STATED EXERCISE: Give, as a bare number, the count of lines that contain the word "title".
--- start ENTRIES PROVIDED ---
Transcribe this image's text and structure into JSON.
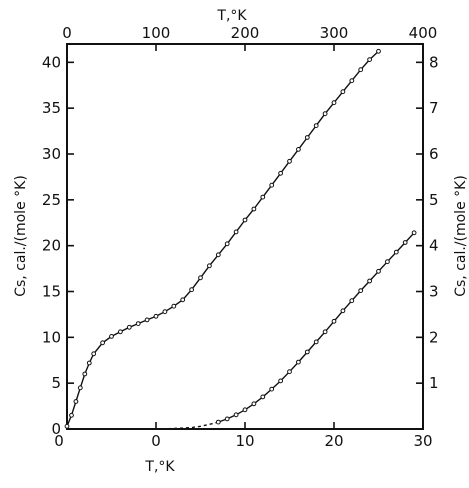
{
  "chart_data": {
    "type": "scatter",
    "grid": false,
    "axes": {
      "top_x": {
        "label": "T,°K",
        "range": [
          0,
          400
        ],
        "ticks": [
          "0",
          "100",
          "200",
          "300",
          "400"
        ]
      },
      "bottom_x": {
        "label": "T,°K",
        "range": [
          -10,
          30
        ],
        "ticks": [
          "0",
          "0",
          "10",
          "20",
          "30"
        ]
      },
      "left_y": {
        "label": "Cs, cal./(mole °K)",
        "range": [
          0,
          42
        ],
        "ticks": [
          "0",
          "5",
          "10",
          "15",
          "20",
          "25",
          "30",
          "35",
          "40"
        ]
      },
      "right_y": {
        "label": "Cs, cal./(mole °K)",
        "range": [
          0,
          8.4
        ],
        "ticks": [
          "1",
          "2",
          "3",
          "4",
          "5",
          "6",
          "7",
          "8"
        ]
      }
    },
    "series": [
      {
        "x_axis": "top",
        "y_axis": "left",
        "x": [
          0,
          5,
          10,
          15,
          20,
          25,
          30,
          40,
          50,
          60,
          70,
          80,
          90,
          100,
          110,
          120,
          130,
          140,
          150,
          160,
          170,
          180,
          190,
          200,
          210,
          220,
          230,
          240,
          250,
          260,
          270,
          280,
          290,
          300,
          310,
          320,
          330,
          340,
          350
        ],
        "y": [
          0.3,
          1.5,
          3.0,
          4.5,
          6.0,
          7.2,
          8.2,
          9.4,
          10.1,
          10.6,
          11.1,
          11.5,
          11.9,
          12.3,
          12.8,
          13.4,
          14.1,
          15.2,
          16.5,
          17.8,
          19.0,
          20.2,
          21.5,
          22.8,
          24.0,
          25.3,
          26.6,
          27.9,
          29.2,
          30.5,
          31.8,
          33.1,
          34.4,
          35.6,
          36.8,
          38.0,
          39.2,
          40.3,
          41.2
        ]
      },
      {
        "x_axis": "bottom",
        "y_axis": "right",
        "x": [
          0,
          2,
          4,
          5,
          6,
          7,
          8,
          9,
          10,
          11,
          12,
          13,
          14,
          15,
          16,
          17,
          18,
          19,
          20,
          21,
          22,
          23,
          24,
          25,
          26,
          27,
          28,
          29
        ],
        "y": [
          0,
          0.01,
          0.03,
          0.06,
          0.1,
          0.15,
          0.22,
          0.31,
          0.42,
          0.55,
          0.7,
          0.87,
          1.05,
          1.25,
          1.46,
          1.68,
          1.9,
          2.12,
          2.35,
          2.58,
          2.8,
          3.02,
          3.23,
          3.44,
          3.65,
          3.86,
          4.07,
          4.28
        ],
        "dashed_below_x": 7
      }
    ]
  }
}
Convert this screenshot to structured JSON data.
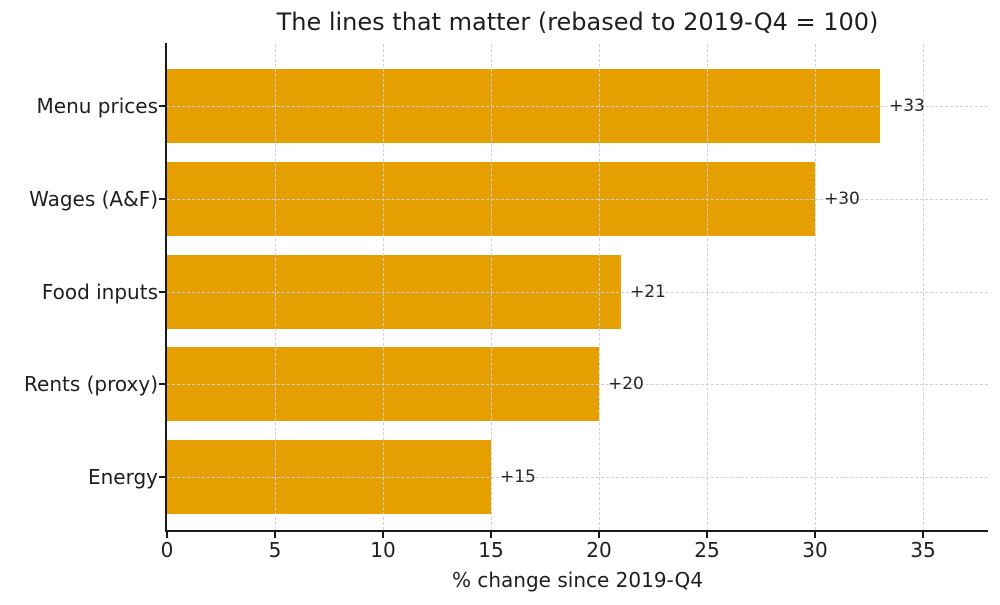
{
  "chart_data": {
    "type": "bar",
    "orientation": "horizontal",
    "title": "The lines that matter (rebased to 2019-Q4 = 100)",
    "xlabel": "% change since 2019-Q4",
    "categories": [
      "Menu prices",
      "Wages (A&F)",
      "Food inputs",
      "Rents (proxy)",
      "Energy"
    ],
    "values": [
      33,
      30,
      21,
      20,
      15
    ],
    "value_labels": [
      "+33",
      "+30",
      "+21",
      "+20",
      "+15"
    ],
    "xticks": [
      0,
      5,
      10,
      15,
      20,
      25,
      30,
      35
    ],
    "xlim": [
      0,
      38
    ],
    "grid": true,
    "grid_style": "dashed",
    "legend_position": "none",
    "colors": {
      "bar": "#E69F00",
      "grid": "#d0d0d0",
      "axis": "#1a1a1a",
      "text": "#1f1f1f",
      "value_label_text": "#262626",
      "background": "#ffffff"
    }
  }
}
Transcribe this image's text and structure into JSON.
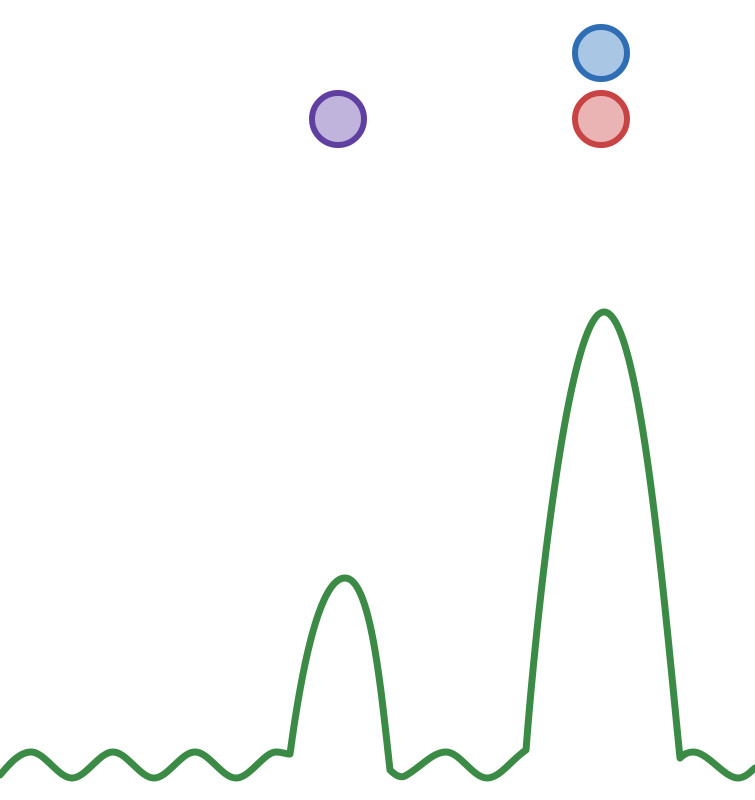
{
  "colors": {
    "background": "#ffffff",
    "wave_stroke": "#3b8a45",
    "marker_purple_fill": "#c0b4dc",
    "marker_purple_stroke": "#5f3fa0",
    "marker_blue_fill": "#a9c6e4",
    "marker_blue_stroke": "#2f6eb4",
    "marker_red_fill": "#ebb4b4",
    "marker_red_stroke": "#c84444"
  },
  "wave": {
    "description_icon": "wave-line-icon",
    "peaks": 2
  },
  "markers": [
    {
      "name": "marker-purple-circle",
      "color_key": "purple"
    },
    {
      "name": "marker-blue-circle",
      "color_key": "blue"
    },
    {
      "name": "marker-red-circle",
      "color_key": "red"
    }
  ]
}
--- end ENTRIES PROVIDED ---
--- start ENTRIES PROVIDED ---
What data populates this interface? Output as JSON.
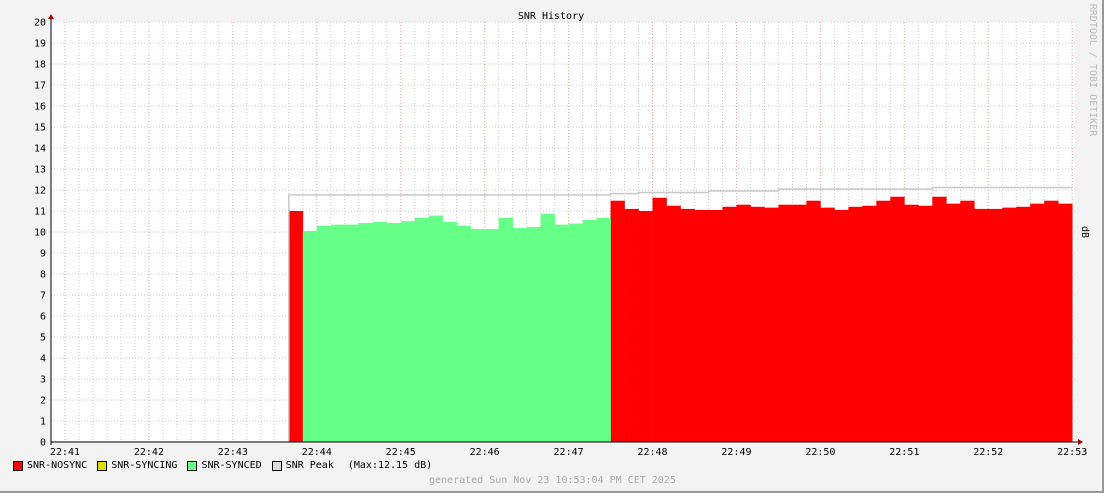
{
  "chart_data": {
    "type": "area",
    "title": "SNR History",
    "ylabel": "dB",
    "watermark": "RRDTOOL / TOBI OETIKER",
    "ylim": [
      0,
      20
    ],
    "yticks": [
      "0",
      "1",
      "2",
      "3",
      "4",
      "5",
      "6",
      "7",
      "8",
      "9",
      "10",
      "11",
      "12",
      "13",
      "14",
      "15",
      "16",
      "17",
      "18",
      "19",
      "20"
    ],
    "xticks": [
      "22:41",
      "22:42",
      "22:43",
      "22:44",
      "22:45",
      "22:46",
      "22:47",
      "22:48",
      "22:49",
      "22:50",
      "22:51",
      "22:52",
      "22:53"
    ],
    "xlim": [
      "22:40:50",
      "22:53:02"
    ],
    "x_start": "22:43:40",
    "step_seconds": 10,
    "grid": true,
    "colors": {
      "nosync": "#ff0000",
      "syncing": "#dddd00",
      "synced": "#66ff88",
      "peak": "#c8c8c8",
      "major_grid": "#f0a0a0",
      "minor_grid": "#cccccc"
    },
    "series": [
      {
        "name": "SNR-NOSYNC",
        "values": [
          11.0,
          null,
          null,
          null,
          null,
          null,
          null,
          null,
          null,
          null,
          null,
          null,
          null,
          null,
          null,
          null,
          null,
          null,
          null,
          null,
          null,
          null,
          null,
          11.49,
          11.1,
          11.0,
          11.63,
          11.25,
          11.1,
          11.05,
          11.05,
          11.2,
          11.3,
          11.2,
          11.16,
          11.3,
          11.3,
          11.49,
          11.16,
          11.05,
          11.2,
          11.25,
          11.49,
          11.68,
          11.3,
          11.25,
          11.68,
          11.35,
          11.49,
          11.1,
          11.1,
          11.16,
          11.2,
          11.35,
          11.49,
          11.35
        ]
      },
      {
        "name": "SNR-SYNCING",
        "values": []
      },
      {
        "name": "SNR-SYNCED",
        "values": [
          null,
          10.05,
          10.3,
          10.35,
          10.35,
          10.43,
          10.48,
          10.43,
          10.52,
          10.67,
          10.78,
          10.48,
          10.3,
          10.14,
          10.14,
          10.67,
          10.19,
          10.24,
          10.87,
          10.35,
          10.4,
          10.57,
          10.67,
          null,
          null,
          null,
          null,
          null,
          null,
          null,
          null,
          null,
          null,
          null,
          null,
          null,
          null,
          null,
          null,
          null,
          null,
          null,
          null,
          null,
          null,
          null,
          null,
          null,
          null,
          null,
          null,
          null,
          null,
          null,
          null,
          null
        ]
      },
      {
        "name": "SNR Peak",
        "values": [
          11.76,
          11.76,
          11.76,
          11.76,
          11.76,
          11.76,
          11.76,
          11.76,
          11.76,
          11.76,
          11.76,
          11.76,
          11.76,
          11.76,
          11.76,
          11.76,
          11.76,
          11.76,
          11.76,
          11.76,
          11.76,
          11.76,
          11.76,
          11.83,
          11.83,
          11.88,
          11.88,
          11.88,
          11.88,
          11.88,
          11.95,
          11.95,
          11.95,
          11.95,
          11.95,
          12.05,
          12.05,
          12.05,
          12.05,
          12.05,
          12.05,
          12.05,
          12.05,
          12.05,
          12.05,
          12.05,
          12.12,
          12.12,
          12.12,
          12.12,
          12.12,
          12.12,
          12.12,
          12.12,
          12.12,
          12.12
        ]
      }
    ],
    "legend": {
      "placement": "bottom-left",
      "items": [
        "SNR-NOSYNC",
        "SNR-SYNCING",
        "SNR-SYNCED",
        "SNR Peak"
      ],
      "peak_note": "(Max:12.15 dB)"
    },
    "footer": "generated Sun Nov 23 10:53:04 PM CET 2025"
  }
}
--- end ENTRIES PROVIDED ---
TASK OUTPUT: 2